GOAL OF THE EXERCISE: Pictures are not part of the copy; repeat everything else in the records exactly.

(Stored records)
——————————
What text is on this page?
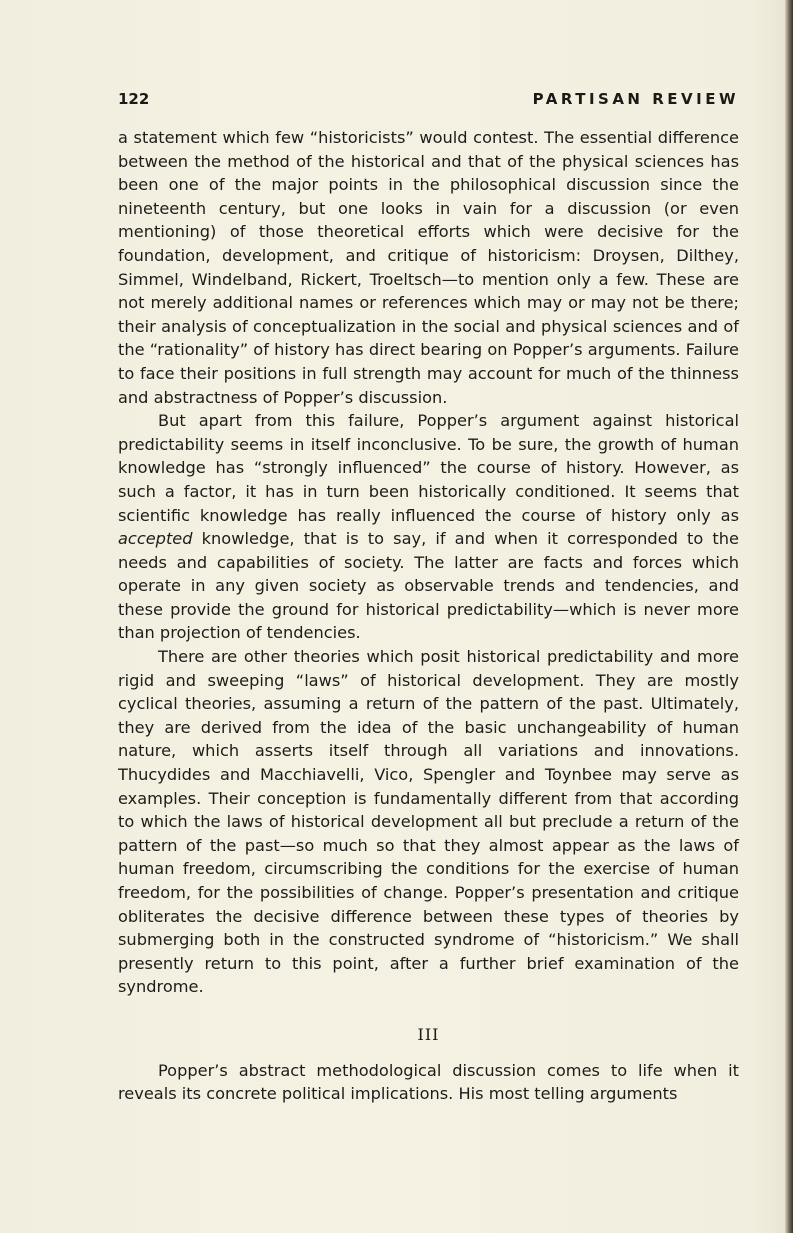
122	PARTISAN REVIEW

a statement which few “historicists” would contest. The essential difference between the method of the historical and that of the physical sciences has been one of the major points in the philosophical discussion since the nineteenth century, but one looks in vain for a discussion (or even mentioning) of those theoretical efforts which were decisive for the foundation, development, and critique of historicism: Droysen, Dilthey, Simmel, Windelband, Rickert, Troeltsch—to mention only a few. These are not merely additional names or references which may or may not be there; their analysis of conceptualization in the social and physical sciences and of the “rationality” of history has direct bearing on Popper’s arguments. Failure to face their positions in full strength may account for much of the thinness and abstractness of Popper’s discussion.

But apart from this failure, Popper’s argument against historical predictability seems in itself inconclusive. To be sure, the growth of human knowledge has “strongly influenced” the course of history. However, as such a factor, it has in turn been historically conditioned. It seems that scientific knowledge has really influenced the course of history only as accepted knowledge, that is to say, if and when it corresponded to the needs and capabilities of society. The latter are facts and forces which operate in any given society as observable trends and tendencies, and these provide the ground for historical predictability—which is never more than projection of tendencies.

There are other theories which posit historical predictability and more rigid and sweeping “laws” of historical development. They are mostly cyclical theories, assuming a return of the pattern of the past. Ultimately, they are derived from the idea of the basic unchangeability of human nature, which asserts itself through all variations and innovations. Thucydides and Macchiavelli, Vico, Spengler and Toynbee may serve as examples. Their conception is fundamentally different from that according to which the laws of historical development all but preclude a return of the pattern of the past—so much so that they almost appear as the laws of human freedom, circumscribing the conditions for the exercise of human freedom, for the possibilities of change. Popper’s presentation and critique obliterates the decisive difference between these types of theories by submerging both in the constructed syndrome of “historicism.” We shall presently return to this point, after a further brief examination of the syndrome.

III

Popper’s abstract methodological discussion comes to life when it reveals its concrete political implications. His most telling arguments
——————————
WORKED SOLUTION:
What text is on this page?
122	PARTISAN REVIEW

a statement which few “historicists” would contest. The essential difference between the method of the historical and that of the physical sciences has been one of the major points in the philosophical discussion since the nineteenth century, but one looks in vain for a discussion (or even mentioning) of those theoretical efforts which were decisive for the foundation, development, and critique of historicism: Droysen, Dilthey, Simmel, Windelband, Rickert, Troeltsch—to mention only a few. These are not merely additional names or references which may or may not be there; their analysis of conceptualization in the social and physical sciences and of the “rationality” of history has direct bearing on Popper’s arguments. Failure to face their positions in full strength may account for much of the thinness and abstractness of Popper’s discussion.

But apart from this failure, Popper’s argument against historical predictability seems in itself inconclusive. To be sure, the growth of human knowledge has “strongly influenced” the course of history. However, as such a factor, it has in turn been historically conditioned. It seems that scientific knowledge has really influenced the course of history only as accepted knowledge, that is to say, if and when it corresponded to the needs and capabilities of society. The latter are facts and forces which operate in any given society as observable trends and tendencies, and these provide the ground for historical predictability—which is never more than projection of tendencies.

There are other theories which posit historical predictability and more rigid and sweeping “laws” of historical development. They are mostly cyclical theories, assuming a return of the pattern of the past. Ultimately, they are derived from the idea of the basic unchangeability of human nature, which asserts itself through all variations and innovations. Thucydides and Macchiavelli, Vico, Spengler and Toynbee may serve as examples. Their conception is fundamentally different from that according to which the laws of historical development all but preclude a return of the pattern of the past—so much so that they almost appear as the laws of human freedom, circumscribing the conditions for the exercise of human freedom, for the possibilities of change. Popper’s presentation and critique obliterates the decisive difference between these types of theories by submerging both in the constructed syndrome of “historicism.” We shall presently return to this point, after a further brief examination of the syndrome.

III

Popper’s abstract methodological discussion comes to life when it reveals its concrete political implications. His most telling arguments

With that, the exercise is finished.